What to do
Where a line contains the string "object", copy that line.

Material supplied
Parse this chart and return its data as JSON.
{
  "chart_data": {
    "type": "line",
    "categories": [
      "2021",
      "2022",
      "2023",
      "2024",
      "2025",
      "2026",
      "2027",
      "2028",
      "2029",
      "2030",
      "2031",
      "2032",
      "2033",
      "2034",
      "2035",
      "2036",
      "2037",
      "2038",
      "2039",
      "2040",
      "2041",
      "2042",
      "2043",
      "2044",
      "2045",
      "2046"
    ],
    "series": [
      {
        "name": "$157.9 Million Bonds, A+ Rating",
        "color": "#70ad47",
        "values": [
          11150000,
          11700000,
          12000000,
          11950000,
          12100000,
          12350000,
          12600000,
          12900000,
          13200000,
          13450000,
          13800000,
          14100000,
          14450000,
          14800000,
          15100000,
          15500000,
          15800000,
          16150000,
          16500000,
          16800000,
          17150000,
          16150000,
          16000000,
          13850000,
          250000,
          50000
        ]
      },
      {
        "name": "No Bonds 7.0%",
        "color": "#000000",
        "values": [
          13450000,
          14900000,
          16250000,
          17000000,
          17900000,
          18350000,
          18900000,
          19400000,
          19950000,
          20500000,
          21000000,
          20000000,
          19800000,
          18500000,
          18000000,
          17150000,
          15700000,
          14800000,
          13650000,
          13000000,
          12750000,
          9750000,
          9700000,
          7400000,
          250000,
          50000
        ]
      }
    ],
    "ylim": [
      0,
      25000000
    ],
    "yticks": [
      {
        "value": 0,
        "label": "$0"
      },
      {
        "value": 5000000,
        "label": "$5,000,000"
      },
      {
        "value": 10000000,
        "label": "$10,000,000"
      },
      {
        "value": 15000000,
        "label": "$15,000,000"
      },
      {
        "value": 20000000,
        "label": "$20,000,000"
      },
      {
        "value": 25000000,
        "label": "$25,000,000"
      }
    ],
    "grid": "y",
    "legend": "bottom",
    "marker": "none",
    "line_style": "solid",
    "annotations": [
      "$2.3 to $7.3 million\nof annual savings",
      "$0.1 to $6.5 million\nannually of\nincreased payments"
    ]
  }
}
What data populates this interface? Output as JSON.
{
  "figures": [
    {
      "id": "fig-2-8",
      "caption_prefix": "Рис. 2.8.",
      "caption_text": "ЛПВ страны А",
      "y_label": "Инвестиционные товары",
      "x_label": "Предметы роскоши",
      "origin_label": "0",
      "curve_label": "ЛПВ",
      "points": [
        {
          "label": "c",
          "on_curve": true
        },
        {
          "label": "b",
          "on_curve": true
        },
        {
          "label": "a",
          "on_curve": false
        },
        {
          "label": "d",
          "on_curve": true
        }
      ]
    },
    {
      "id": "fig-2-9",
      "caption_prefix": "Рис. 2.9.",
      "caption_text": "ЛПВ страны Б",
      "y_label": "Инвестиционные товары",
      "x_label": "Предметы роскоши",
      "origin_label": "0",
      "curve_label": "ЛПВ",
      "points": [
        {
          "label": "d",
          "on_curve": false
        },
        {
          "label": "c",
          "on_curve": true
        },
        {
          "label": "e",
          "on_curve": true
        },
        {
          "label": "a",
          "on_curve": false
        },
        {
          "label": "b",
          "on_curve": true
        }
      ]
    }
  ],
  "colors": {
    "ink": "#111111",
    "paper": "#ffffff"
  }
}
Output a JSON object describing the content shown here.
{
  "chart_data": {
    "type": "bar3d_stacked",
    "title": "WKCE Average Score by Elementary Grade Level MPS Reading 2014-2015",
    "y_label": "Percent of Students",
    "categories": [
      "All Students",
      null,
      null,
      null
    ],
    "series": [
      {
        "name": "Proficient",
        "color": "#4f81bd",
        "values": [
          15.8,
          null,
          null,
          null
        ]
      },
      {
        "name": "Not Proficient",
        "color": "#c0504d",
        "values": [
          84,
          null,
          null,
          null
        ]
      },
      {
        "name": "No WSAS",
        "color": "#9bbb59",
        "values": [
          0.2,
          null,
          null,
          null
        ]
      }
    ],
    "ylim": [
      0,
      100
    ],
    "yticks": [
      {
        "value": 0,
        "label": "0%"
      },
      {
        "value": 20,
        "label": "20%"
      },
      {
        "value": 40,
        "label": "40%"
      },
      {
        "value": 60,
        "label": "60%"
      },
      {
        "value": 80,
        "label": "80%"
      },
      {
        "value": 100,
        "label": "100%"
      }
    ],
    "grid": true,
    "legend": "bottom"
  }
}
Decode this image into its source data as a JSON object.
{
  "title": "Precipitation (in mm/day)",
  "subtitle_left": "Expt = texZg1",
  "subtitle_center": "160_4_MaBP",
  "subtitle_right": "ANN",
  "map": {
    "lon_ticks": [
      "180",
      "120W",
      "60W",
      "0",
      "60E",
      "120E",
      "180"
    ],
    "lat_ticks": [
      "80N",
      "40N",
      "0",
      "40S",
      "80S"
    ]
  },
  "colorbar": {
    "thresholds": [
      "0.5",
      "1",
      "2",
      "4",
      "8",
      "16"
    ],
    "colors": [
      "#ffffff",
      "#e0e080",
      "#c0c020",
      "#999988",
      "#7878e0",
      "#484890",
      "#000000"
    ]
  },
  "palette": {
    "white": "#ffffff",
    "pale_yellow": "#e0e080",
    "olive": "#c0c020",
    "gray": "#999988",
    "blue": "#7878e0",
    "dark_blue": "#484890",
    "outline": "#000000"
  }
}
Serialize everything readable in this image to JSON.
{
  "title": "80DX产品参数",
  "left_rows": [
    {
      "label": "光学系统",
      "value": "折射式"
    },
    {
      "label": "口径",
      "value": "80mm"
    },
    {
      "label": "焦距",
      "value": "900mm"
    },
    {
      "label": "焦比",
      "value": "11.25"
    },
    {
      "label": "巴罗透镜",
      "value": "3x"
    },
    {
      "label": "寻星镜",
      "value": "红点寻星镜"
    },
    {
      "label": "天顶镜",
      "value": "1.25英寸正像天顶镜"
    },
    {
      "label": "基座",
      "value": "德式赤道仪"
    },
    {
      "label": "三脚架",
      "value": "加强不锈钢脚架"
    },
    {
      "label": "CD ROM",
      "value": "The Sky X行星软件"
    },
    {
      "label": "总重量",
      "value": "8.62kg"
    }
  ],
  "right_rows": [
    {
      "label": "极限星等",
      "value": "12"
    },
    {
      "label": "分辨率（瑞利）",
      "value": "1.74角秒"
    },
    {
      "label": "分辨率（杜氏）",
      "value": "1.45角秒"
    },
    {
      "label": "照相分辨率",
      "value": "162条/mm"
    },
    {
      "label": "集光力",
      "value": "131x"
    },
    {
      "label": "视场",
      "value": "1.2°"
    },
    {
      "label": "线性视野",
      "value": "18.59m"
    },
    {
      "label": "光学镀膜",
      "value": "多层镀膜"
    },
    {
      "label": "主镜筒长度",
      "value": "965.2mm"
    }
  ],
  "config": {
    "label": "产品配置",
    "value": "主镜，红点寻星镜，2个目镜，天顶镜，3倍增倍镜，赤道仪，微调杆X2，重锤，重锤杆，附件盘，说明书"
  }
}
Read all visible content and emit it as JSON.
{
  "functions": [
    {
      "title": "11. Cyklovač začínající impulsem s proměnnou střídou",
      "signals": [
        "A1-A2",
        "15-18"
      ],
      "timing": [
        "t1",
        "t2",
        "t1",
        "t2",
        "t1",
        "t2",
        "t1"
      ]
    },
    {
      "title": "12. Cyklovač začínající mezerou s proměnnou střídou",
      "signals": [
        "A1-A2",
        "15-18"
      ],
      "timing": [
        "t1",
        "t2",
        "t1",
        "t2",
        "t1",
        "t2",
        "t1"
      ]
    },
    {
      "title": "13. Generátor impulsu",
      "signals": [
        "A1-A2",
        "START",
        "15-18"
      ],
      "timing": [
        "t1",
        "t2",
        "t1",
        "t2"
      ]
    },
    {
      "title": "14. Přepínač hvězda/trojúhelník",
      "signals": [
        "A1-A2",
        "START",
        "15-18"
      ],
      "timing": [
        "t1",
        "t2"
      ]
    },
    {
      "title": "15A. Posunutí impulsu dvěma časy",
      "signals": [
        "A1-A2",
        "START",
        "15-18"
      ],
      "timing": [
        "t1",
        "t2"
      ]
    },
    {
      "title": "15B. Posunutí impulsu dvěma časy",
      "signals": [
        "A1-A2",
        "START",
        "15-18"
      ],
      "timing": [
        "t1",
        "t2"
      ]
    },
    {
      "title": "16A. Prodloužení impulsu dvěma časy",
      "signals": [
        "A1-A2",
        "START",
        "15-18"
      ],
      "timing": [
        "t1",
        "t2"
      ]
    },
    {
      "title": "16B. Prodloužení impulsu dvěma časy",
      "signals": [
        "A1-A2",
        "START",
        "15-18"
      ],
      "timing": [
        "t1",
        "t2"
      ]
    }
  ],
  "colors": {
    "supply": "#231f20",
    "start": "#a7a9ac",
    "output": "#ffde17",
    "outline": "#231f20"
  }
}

The answer
Output a JSON object describing the content shown here.
Decode this image into its source data as a JSON object.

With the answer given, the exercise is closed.